__REQUEST__
Extract every record, keeping each one exactly as it is.
● ● ● ●
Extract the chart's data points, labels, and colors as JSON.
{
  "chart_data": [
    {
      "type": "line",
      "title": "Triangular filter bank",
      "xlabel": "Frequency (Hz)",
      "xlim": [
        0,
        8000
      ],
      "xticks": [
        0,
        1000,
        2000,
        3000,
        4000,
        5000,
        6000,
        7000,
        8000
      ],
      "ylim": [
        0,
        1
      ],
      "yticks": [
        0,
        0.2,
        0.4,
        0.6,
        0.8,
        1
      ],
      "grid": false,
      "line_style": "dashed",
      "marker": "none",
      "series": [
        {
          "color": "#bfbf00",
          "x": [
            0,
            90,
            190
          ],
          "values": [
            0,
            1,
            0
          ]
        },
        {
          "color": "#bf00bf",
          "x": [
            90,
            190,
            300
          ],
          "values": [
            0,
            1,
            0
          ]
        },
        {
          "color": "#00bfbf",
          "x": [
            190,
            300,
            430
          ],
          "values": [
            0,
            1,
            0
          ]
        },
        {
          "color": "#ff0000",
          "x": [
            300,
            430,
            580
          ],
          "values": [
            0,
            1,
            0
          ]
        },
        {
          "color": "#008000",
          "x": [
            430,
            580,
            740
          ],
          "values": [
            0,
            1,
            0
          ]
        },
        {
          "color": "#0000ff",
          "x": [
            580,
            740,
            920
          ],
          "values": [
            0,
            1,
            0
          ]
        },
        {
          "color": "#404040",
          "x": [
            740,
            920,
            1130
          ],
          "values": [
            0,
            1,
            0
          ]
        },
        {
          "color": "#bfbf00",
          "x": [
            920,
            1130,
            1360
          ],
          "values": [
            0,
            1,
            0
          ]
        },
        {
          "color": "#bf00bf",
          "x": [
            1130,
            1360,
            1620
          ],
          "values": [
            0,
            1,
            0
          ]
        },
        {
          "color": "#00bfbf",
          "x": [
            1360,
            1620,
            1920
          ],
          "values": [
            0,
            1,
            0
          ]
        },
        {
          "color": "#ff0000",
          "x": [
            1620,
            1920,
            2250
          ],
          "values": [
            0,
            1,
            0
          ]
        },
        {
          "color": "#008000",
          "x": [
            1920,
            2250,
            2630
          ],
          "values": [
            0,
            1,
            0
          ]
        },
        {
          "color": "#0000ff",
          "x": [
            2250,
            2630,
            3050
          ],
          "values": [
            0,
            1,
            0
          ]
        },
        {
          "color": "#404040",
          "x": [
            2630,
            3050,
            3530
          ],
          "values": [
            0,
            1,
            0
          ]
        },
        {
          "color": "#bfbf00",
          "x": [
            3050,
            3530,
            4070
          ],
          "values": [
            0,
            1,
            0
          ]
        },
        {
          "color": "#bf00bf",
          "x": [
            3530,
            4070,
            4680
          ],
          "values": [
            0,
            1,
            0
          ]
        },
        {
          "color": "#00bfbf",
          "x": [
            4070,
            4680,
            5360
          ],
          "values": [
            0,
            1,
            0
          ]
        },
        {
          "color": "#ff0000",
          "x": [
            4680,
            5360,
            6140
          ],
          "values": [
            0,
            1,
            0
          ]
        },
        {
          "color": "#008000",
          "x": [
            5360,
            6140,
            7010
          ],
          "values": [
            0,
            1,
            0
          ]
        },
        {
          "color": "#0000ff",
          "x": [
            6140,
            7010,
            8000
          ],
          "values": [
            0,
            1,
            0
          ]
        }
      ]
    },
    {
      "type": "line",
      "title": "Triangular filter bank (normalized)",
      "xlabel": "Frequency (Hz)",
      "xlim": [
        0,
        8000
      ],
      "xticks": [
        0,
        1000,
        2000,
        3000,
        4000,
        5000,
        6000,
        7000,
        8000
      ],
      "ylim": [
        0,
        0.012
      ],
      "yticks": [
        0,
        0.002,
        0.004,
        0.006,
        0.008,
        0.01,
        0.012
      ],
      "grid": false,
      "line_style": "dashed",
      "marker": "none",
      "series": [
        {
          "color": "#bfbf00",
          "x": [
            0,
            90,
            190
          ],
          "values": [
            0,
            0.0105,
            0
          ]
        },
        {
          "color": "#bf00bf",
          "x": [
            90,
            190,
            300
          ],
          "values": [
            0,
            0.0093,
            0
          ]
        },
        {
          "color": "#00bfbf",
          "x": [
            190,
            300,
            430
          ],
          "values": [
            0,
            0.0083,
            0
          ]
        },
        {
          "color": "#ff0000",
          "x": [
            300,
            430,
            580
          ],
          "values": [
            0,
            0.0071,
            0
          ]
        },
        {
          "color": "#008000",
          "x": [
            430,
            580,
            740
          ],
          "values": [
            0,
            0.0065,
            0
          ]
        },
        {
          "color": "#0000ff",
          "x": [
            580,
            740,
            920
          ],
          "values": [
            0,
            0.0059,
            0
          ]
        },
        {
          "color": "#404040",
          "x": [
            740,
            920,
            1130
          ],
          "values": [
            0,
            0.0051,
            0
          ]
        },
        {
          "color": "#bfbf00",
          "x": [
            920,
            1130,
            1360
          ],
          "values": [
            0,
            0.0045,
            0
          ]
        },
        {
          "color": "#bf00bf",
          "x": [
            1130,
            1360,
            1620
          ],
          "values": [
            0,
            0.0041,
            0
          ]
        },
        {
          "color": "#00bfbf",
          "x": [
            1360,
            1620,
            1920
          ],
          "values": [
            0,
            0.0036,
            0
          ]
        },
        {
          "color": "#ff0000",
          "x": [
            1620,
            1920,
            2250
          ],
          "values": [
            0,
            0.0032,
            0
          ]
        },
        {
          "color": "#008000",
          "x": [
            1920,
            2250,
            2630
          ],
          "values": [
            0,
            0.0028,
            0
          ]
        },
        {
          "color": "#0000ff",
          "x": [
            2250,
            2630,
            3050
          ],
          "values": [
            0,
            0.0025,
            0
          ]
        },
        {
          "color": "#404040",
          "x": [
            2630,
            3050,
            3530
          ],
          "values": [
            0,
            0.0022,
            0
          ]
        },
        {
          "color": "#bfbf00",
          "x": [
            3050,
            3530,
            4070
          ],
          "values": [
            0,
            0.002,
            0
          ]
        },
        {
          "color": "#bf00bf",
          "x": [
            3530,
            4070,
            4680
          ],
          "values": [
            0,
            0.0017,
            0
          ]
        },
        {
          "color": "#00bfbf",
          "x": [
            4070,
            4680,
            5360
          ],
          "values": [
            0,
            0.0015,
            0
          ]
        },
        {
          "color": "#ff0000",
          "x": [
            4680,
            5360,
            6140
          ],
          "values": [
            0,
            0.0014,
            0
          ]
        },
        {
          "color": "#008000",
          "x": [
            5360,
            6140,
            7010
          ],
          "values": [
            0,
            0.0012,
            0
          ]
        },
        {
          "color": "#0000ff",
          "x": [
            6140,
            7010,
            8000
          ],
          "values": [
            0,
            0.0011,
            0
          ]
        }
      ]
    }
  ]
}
● ● ● ●
__REPLY__
Extract the chart's data points, labels, and colors as JSON.
{
  "chart_data": [
    {
      "type": "line",
      "title": "Triangular filter bank",
      "xlabel": "Frequency (Hz)",
      "xlim": [
        0,
        8000
      ],
      "xticks": [
        0,
        1000,
        2000,
        3000,
        4000,
        5000,
        6000,
        7000,
        8000
      ],
      "ylim": [
        0,
        1
      ],
      "yticks": [
        0,
        0.2,
        0.4,
        0.6,
        0.8,
        1
      ],
      "grid": false,
      "line_style": "dashed",
      "marker": "none",
      "series": [
        {
          "color": "#bfbf00",
          "x": [
            0,
            90,
            190
          ],
          "values": [
            0,
            1,
            0
          ]
        },
        {
          "color": "#bf00bf",
          "x": [
            90,
            190,
            300
          ],
          "values": [
            0,
            1,
            0
          ]
        },
        {
          "color": "#00bfbf",
          "x": [
            190,
            300,
            430
          ],
          "values": [
            0,
            1,
            0
          ]
        },
        {
          "color": "#ff0000",
          "x": [
            300,
            430,
            580
          ],
          "values": [
            0,
            1,
            0
          ]
        },
        {
          "color": "#008000",
          "x": [
            430,
            580,
            740
          ],
          "values": [
            0,
            1,
            0
          ]
        },
        {
          "color": "#0000ff",
          "x": [
            580,
            740,
            920
          ],
          "values": [
            0,
            1,
            0
          ]
        },
        {
          "color": "#404040",
          "x": [
            740,
            920,
            1130
          ],
          "values": [
            0,
            1,
            0
          ]
        },
        {
          "color": "#bfbf00",
          "x": [
            920,
            1130,
            1360
          ],
          "values": [
            0,
            1,
            0
          ]
        },
        {
          "color": "#bf00bf",
          "x": [
            1130,
            1360,
            1620
          ],
          "values": [
            0,
            1,
            0
          ]
        },
        {
          "color": "#00bfbf",
          "x": [
            1360,
            1620,
            1920
          ],
          "values": [
            0,
            1,
            0
          ]
        },
        {
          "color": "#ff0000",
          "x": [
            1620,
            1920,
            2250
          ],
          "values": [
            0,
            1,
            0
          ]
        },
        {
          "color": "#008000",
          "x": [
            1920,
            2250,
            2630
          ],
          "values": [
            0,
            1,
            0
          ]
        },
        {
          "color": "#0000ff",
          "x": [
            2250,
            2630,
            3050
          ],
          "values": [
            0,
            1,
            0
          ]
        },
        {
          "color": "#404040",
          "x": [
            2630,
            3050,
            3530
          ],
          "values": [
            0,
            1,
            0
          ]
        },
        {
          "color": "#bfbf00",
          "x": [
            3050,
            3530,
            4070
          ],
          "values": [
            0,
            1,
            0
          ]
        },
        {
          "color": "#bf00bf",
          "x": [
            3530,
            4070,
            4680
          ],
          "values": [
            0,
            1,
            0
          ]
        },
        {
          "color": "#00bfbf",
          "x": [
            4070,
            4680,
            5360
          ],
          "values": [
            0,
            1,
            0
          ]
        },
        {
          "color": "#ff0000",
          "x": [
            4680,
            5360,
            6140
          ],
          "values": [
            0,
            1,
            0
          ]
        },
        {
          "color": "#008000",
          "x": [
            5360,
            6140,
            7010
          ],
          "values": [
            0,
            1,
            0
          ]
        },
        {
          "color": "#0000ff",
          "x": [
            6140,
            7010,
            8000
          ],
          "values": [
            0,
            1,
            0
          ]
        }
      ]
    },
    {
      "type": "line",
      "title": "Triangular filter bank (normalized)",
      "xlabel": "Frequency (Hz)",
      "xlim": [
        0,
        8000
      ],
      "xticks": [
        0,
        1000,
        2000,
        3000,
        4000,
        5000,
        6000,
        7000,
        8000
      ],
      "ylim": [
        0,
        0.012
      ],
      "yticks": [
        0,
        0.002,
        0.004,
        0.006,
        0.008,
        0.01,
        0.012
      ],
      "grid": false,
      "line_style": "dashed",
      "marker": "none",
      "series": [
        {
          "color": "#bfbf00",
          "x": [
            0,
            90,
            190
          ],
          "values": [
            0,
            0.0105,
            0
          ]
        },
        {
          "color": "#bf00bf",
          "x": [
            90,
            190,
            300
          ],
          "values": [
            0,
            0.0093,
            0
          ]
        },
        {
          "color": "#00bfbf",
          "x": [
            190,
            300,
            430
          ],
          "values": [
            0,
            0.0083,
            0
          ]
        },
        {
          "color": "#ff0000",
          "x": [
            300,
            430,
            580
          ],
          "values": [
            0,
            0.0071,
            0
          ]
        },
        {
          "color": "#008000",
          "x": [
            430,
            580,
            740
          ],
          "values": [
            0,
            0.0065,
            0
          ]
        },
        {
          "color": "#0000ff",
          "x": [
            580,
            740,
            920
          ],
          "values": [
            0,
            0.0059,
            0
          ]
        },
        {
          "color": "#404040",
          "x": [
            740,
            920,
            1130
          ],
          "values": [
            0,
            0.0051,
            0
          ]
        },
        {
          "color": "#bfbf00",
          "x": [
            920,
            1130,
            1360
          ],
          "values": [
            0,
            0.0045,
            0
          ]
        },
        {
          "color": "#bf00bf",
          "x": [
            1130,
            1360,
            1620
          ],
          "values": [
            0,
            0.0041,
            0
          ]
        },
        {
          "color": "#00bfbf",
          "x": [
            1360,
            1620,
            1920
          ],
          "values": [
            0,
            0.0036,
            0
          ]
        },
        {
          "color": "#ff0000",
          "x": [
            1620,
            1920,
            2250
          ],
          "values": [
            0,
            0.0032,
            0
          ]
        },
        {
          "color": "#008000",
          "x": [
            1920,
            2250,
            2630
          ],
          "values": [
            0,
            0.0028,
            0
          ]
        },
        {
          "color": "#0000ff",
          "x": [
            2250,
            2630,
            3050
          ],
          "values": [
            0,
            0.0025,
            0
          ]
        },
        {
          "color": "#404040",
          "x": [
            2630,
            3050,
            3530
          ],
          "values": [
            0,
            0.0022,
            0
          ]
        },
        {
          "color": "#bfbf00",
          "x": [
            3050,
            3530,
            4070
          ],
          "values": [
            0,
            0.002,
            0
          ]
        },
        {
          "color": "#bf00bf",
          "x": [
            3530,
            4070,
            4680
          ],
          "values": [
            0,
            0.0017,
            0
          ]
        },
        {
          "color": "#00bfbf",
          "x": [
            4070,
            4680,
            5360
          ],
          "values": [
            0,
            0.0015,
            0
          ]
        },
        {
          "color": "#ff0000",
          "x": [
            4680,
            5360,
            6140
          ],
          "values": [
            0,
            0.0014,
            0
          ]
        },
        {
          "color": "#008000",
          "x": [
            5360,
            6140,
            7010
          ],
          "values": [
            0,
            0.0012,
            0
          ]
        },
        {
          "color": "#0000ff",
          "x": [
            6140,
            7010,
            8000
          ],
          "values": [
            0,
            0.0011,
            0
          ]
        }
      ]
    }
  ]
}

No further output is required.